• HOW TO COMPLETE THIS TASK:
A word-for-word repeat of the records below is what this calls for.

┌─ THE INPUT

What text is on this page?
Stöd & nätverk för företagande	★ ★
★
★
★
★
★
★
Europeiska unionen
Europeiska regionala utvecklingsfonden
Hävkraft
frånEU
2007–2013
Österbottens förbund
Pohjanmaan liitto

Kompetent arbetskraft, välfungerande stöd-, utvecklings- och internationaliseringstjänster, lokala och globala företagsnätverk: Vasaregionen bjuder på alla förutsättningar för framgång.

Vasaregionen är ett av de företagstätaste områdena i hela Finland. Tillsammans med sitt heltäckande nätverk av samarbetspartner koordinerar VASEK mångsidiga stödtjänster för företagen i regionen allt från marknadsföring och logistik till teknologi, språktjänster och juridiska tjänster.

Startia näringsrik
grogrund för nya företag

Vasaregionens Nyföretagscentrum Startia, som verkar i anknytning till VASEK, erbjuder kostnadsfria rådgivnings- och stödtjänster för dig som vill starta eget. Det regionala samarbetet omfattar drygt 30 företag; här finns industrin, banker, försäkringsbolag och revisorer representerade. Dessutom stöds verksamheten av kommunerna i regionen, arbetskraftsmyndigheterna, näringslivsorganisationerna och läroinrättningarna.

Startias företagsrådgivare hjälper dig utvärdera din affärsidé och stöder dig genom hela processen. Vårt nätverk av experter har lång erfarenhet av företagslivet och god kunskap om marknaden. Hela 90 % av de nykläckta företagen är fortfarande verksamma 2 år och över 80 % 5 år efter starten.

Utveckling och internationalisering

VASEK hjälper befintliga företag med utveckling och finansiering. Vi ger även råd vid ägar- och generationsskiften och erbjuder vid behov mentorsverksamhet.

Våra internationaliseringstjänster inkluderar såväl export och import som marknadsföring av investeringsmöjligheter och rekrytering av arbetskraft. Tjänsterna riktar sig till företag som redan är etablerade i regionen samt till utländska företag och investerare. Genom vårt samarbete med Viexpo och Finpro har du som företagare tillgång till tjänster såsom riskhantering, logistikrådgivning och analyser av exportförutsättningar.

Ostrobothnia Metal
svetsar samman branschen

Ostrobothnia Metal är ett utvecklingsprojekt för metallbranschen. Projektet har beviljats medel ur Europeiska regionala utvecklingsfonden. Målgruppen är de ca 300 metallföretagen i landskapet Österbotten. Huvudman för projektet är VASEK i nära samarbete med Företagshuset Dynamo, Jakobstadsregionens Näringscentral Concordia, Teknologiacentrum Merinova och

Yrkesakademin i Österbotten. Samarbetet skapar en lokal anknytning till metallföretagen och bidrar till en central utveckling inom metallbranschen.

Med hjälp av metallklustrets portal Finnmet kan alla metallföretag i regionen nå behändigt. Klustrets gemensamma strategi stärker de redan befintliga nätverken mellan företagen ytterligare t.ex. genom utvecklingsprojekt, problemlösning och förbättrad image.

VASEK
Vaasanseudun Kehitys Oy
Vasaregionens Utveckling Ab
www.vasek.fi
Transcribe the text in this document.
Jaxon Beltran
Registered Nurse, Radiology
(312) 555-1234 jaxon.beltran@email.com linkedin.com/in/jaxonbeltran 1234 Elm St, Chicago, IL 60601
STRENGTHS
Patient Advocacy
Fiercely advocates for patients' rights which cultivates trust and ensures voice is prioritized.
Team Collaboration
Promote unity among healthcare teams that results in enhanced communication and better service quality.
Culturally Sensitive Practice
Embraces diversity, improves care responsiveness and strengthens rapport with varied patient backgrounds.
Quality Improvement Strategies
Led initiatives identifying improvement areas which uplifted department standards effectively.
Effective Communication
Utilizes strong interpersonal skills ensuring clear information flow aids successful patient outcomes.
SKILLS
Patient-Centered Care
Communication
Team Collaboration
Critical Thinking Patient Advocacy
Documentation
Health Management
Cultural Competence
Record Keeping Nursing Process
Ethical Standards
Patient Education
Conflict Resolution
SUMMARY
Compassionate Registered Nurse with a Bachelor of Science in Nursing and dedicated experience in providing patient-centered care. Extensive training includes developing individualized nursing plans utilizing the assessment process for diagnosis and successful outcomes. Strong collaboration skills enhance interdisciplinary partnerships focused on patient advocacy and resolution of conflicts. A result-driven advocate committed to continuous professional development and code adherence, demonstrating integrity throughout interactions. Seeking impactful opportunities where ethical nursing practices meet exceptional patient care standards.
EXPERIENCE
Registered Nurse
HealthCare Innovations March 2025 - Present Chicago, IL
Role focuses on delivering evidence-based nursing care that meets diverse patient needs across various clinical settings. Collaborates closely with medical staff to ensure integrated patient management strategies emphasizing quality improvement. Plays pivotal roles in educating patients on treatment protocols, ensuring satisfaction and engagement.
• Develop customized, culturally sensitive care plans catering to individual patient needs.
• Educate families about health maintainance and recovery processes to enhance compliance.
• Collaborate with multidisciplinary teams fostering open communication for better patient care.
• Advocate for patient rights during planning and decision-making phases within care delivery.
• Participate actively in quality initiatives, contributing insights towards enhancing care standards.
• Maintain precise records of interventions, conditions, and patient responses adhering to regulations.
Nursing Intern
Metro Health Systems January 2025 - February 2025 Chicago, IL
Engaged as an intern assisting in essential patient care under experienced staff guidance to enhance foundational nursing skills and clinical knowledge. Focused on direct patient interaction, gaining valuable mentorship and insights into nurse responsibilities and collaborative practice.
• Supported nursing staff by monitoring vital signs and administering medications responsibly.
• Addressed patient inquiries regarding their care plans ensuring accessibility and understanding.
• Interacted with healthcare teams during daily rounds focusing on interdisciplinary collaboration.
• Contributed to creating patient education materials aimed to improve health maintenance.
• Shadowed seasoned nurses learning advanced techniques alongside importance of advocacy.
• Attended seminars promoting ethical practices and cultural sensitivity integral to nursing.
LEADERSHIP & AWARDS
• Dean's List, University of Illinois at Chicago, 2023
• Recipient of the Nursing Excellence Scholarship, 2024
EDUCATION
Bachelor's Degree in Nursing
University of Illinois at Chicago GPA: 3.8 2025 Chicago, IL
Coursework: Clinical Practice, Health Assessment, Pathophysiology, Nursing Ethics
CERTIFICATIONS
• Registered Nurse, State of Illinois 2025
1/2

└─

• EXPECTED ANSWER:
What text is on this page?
Stöd & nätverk för företagande	★ ★
★
★
★
★
★
★
Europeiska unionen
Europeiska regionala utvecklingsfonden
Hävkraft
frånEU
2007–2013
Österbottens förbund
Pohjanmaan liitto

Kompetent arbetskraft, välfungerande stöd-, utvecklings- och internationaliseringstjänster, lokala och globala företagsnätverk: Vasaregionen bjuder på alla förutsättningar för framgång.

Vasaregionen är ett av de företagstätaste områdena i hela Finland. Tillsammans med sitt heltäckande nätverk av samarbetspartner koordinerar VASEK mångsidiga stödtjänster för företagen i regionen allt från marknadsföring och logistik till teknologi, språktjänster och juridiska tjänster.

Startia näringsrik
grogrund för nya företag

Vasaregionens Nyföretagscentrum Startia, som verkar i anknytning till VASEK, erbjuder kostnadsfria rådgivnings- och stödtjänster för dig som vill starta eget. Det regionala samarbetet omfattar drygt 30 företag; här finns industrin, banker, försäkringsbolag och revisorer representerade. Dessutom stöds verksamheten av kommunerna i regionen, arbetskraftsmyndigheterna, näringslivsorganisationerna och läroinrättningarna.

Startias företagsrådgivare hjälper dig utvärdera din affärsidé och stöder dig genom hela processen. Vårt nätverk av experter har lång erfarenhet av företagslivet och god kunskap om marknaden. Hela 90 % av de nykläckta företagen är fortfarande verksamma 2 år och över 80 % 5 år efter starten.

Utveckling och internationalisering

VASEK hjälper befintliga företag med utveckling och finansiering. Vi ger även råd vid ägar- och generationsskiften och erbjuder vid behov mentorsverksamhet.

Våra internationaliseringstjänster inkluderar såväl export och import som marknadsföring av investeringsmöjligheter och rekrytering av arbetskraft. Tjänsterna riktar sig till företag som redan är etablerade i regionen samt till utländska företag och investerare. Genom vårt samarbete med Viexpo och Finpro har du som företagare tillgång till tjänster såsom riskhantering, logistikrådgivning och analyser av exportförutsättningar.

Ostrobothnia Metal
svetsar samman branschen

Ostrobothnia Metal är ett utvecklingsprojekt för metallbranschen. Projektet har beviljats medel ur Europeiska regionala utvecklingsfonden. Målgruppen är de ca 300 metallföretagen i landskapet Österbotten. Huvudman för projektet är VASEK i nära samarbete med Företagshuset Dynamo, Jakobstadsregionens Näringscentral Concordia, Teknologiacentrum Merinova och

Yrkesakademin i Österbotten. Samarbetet skapar en lokal anknytning till metallföretagen och bidrar till en central utveckling inom metallbranschen.

Med hjälp av metallklustrets portal Finnmet kan alla metallföretag i regionen nå behändigt. Klustrets gemensamma strategi stärker de redan befintliga nätverken mellan företagen ytterligare t.ex. genom utvecklingsprojekt, problemlösning och förbättrad image.

VASEK
Vaasanseudun Kehitys Oy
Vasaregionens Utveckling Ab
www.vasek.fi
Transcribe the text in this document.
Jaxon Beltran
Registered Nurse, Radiology
(312) 555-1234 jaxon.beltran@email.com linkedin.com/in/jaxonbeltran 1234 Elm St, Chicago, IL 60601
STRENGTHS
Patient Advocacy
Fiercely advocates for patients' rights which cultivates trust and ensures voice is prioritized.
Team Collaboration
Promote unity among healthcare teams that results in enhanced communication and better service quality.
Culturally Sensitive Practice
Embraces diversity, improves care responsiveness and strengthens rapport with varied patient backgrounds.
Quality Improvement Strategies
Led initiatives identifying improvement areas which uplifted department standards effectively.
Effective Communication
Utilizes strong interpersonal skills ensuring clear information flow aids successful patient outcomes.
SKILLS
Patient-Centered Care
Communication
Team Collaboration
Critical Thinking Patient Advocacy
Documentation
Health Management
Cultural Competence
Record Keeping Nursing Process
Ethical Standards
Patient Education
Conflict Resolution
SUMMARY
Compassionate Registered Nurse with a Bachelor of Science in Nursing and dedicated experience in providing patient-centered care. Extensive training includes developing individualized nursing plans utilizing the assessment process for diagnosis and successful outcomes. Strong collaboration skills enhance interdisciplinary partnerships focused on patient advocacy and resolution of conflicts. A result-driven advocate committed to continuous professional development and code adherence, demonstrating integrity throughout interactions. Seeking impactful opportunities where ethical nursing practices meet exceptional patient care standards.
EXPERIENCE
Registered Nurse
HealthCare Innovations March 2025 - Present Chicago, IL
Role focuses on delivering evidence-based nursing care that meets diverse patient needs across various clinical settings. Collaborates closely with medical staff to ensure integrated patient management strategies emphasizing quality improvement. Plays pivotal roles in educating patients on treatment protocols, ensuring satisfaction and engagement.
• Develop customized, culturally sensitive care plans catering to individual patient needs.
• Educate families about health maintainance and recovery processes to enhance compliance.
• Collaborate with multidisciplinary teams fostering open communication for better patient care.
• Advocate for patient rights during planning and decision-making phases within care delivery.
• Participate actively in quality initiatives, contributing insights towards enhancing care standards.
• Maintain precise records of interventions, conditions, and patient responses adhering to regulations.
Nursing Intern
Metro Health Systems January 2025 - February 2025 Chicago, IL
Engaged as an intern assisting in essential patient care under experienced staff guidance to enhance foundational nursing skills and clinical knowledge. Focused on direct patient interaction, gaining valuable mentorship and insights into nurse responsibilities and collaborative practice.
• Supported nursing staff by monitoring vital signs and administering medications responsibly.
• Addressed patient inquiries regarding their care plans ensuring accessibility and understanding.
• Interacted with healthcare teams during daily rounds focusing on interdisciplinary collaboration.
• Contributed to creating patient education materials aimed to improve health maintenance.
• Shadowed seasoned nurses learning advanced techniques alongside importance of advocacy.
• Attended seminars promoting ethical practices and cultural sensitivity integral to nursing.
LEADERSHIP & AWARDS
• Dean's List, University of Illinois at Chicago, 2023
• Recipient of the Nursing Excellence Scholarship, 2024
EDUCATION
Bachelor's Degree in Nursing
University of Illinois at Chicago GPA: 3.8 2025 Chicago, IL
Coursework: Clinical Practice, Health Assessment, Pathophysiology, Nursing Ethics
CERTIFICATIONS
• Registered Nurse, State of Illinois 2025
1/2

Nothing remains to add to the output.